Send each entry back exactly as given, pictures excluded.

Extracted data entries
::::::

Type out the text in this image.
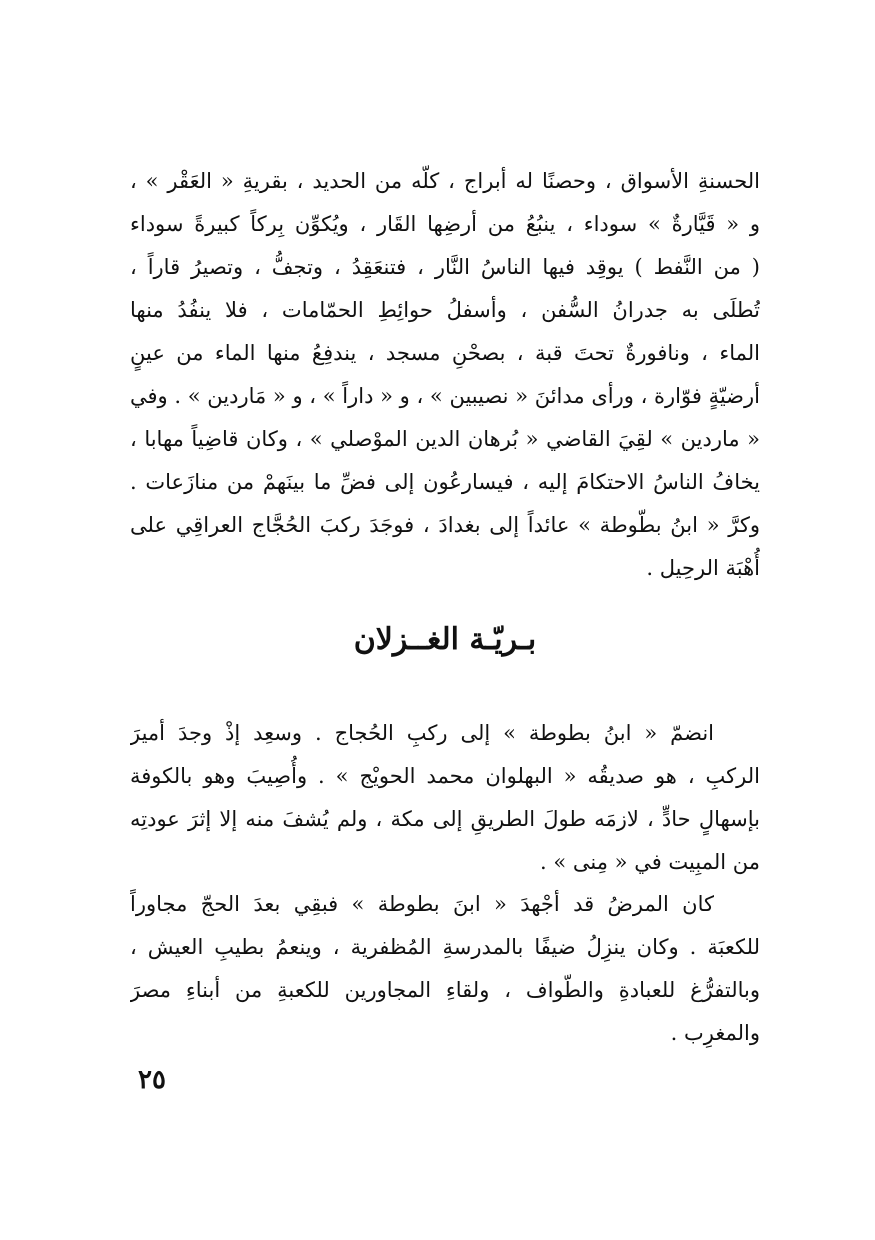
الحسنةِ الأسواق ، وحصنًا له أبراج ، كلّه من الحديد ، بقريةِ « العَقْر » ،
و « قَيَّارةٌ » سوداء ، ينبُعُ من أرضِها القَار ، ويُكوِّن بِركاً كبيرةً سوداء
( من النَّفط ) يوقِد فيها الناسُ النَّار ، فتنعَقِدُ ، وتجفُّ ، وتصيرُ قاراً ،
تُطلَى به جدرانُ السُّفن ، وأسفلُ حوائِطِ الحمّامات ، فلا ينفُدُ منها
الماء ، ونافورةٌ تحتَ قبة ، بصحْنِ مسجد ، يندفِعُ منها الماء من عينٍ
أرضيّةٍ فوّارة ، ورأى مدائنَ « نصيبين » ، و « داراً » ، و « مَاردين » . وفي
« ماردين » لقِيَ القاضي « بُرهان الدين الموْصلي » ، وكان قاضِياً مهابا ،
يخافُ الناسُ الاحتكامَ إليه ، فيسارعُون إلى فضِّ ما بينَهمْ من منازَعات .
وكرَّ « ابنُ بطّوطة » عائداً إلى بغدادَ ، فوجَدَ ركبَ الحُجَّاج العراقِي على
أُهْبَة الرحِيل .
بـريّـة الغــزلان
انضمّ « ابنُ بطوطة » إلى ركبِ الحُجاج . وسعِد إذْ وجدَ أميرَ
الركبِ ، هو صديقُه « البهلوان محمد الحويْج » . وأُصِيبَ وهو بالكوفة
بإسهالٍ حادٍّ ، لازمَه طولَ الطريقِ إلى مكة ، ولم يُشفَ منه إلا إثرَ عودتِه
من المبِيت في « مِنى » .
كان المرضُ قد أجْهدَ « ابنَ بطوطة » فبقِي بعدَ الحجّ مجاوراً
للكعبَة . وكان ينزِلُ ضيفًا بالمدرسةِ المُظفرية ، وينعمُ بطيبِ العيش ،
وبالتفرُّغ للعبادةِ والطّواف ، ولقاءِ المجاورين للكعبةِ من أبناءِ مصرَ
والمغرِب .
٢٥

::::::

## Exercise answer
Type out the text in this image.
الحسنةِ الأسواق ، وحصنًا له أبراج ، كلّه من الحديد ، بقريةِ « العَقْر » ،
و « قَيَّارةٌ » سوداء ، ينبُعُ من أرضِها القَار ، ويُكوِّن بِركاً كبيرةً سوداء
( من النَّفط ) يوقِد فيها الناسُ النَّار ، فتنعَقِدُ ، وتجفُّ ، وتصيرُ قاراً ،
تُطلَى به جدرانُ السُّفن ، وأسفلُ حوائِطِ الحمّامات ، فلا ينفُدُ منها
الماء ، ونافورةٌ تحتَ قبة ، بصحْنِ مسجد ، يندفِعُ منها الماء من عينٍ
أرضيّةٍ فوّارة ، ورأى مدائنَ « نصيبين » ، و « داراً » ، و « مَاردين » . وفي
« ماردين » لقِيَ القاضي « بُرهان الدين الموْصلي » ، وكان قاضِياً مهابا ،
يخافُ الناسُ الاحتكامَ إليه ، فيسارعُون إلى فضِّ ما بينَهمْ من منازَعات .
وكرَّ « ابنُ بطّوطة » عائداً إلى بغدادَ ، فوجَدَ ركبَ الحُجَّاج العراقِي على
أُهْبَة الرحِيل .
بـريّـة الغــزلان
انضمّ « ابنُ بطوطة » إلى ركبِ الحُجاج . وسعِد إذْ وجدَ أميرَ
الركبِ ، هو صديقُه « البهلوان محمد الحويْج » . وأُصِيبَ وهو بالكوفة
بإسهالٍ حادٍّ ، لازمَه طولَ الطريقِ إلى مكة ، ولم يُشفَ منه إلا إثرَ عودتِه
من المبِيت في « مِنى » .
كان المرضُ قد أجْهدَ « ابنَ بطوطة » فبقِي بعدَ الحجّ مجاوراً
للكعبَة . وكان ينزِلُ ضيفًا بالمدرسةِ المُظفرية ، وينعمُ بطيبِ العيش ،
وبالتفرُّغ للعبادةِ والطّواف ، ولقاءِ المجاورين للكعبةِ من أبناءِ مصرَ
والمغرِب .
٢٥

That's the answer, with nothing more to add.